I've read many posts about people wandering why they don't get endless hot water. Endless warm water, yes.


The line between a boiler and a water heater is 200kbtu. Get a boiler. Then you can add some radiant heat or something nice like that. Endless hot water for a water heater is hard. Places that don't get cold have an easier time, but many places (85 percent) don't have the right water for tankless.
I couldn’t agree more, I was very cognizant of that when originally designing my shower, my AO smith vertex 100 was at 160deg operating temp so that I could enjoy a more favourable split between hot and cold water and enjoy the performance we got from it. Of course running high flow Thermostatic and Flow control valves is absolutely key too.

STATED GOAL 1
According to the water heater text, what is the line between a boiler and a water heater?
STATED GOAL 2
Repeat the part of the water heater text between "I've read many" and "absolutely key too.", inclusive, swapping "boiler" for "furnace".

Stored records
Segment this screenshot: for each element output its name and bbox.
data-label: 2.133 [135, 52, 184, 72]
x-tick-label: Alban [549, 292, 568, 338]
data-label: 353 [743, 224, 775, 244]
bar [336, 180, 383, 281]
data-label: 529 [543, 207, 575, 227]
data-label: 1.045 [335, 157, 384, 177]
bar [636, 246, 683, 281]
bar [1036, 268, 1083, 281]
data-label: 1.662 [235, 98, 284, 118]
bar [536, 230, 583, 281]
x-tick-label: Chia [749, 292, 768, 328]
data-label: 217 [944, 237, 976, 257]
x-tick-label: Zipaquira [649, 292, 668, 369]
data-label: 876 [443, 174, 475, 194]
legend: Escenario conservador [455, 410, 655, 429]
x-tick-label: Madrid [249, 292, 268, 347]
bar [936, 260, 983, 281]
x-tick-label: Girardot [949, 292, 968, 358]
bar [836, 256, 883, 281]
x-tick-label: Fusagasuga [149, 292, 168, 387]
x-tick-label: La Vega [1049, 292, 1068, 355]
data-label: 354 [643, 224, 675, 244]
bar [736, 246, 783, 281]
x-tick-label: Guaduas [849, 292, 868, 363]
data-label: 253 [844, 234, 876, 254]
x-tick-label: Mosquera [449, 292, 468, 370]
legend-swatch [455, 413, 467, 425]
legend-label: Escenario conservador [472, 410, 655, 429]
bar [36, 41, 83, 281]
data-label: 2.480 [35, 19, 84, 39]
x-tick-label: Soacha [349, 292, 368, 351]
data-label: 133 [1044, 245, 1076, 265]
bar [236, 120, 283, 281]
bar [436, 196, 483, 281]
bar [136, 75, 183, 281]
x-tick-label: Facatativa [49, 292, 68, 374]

ANSWER 1
200kbtu

ANSWER 2
I've read many posts about people wandering why they don't get endless hot water. Endless warm water, yes.


The line between a furnace and a water heater is 200kbtu. Get a furnace. Then you can add some radiant heat or something nice like that. Endless hot water for a water heater is hard. Places that don't get cold have an easier time, but many places (85 percent) don't have the right water for tankless.
I couldn’t agree more, I was very cognizant of that when originally designing my shower, my AO smith vertex 100 was at 160deg operating temp so that I could enjoy a more favourable split between hot and cold water and enjoy the performance we got from it. Of course running high flow Thermostatic and Flow control valves is absolutely key too.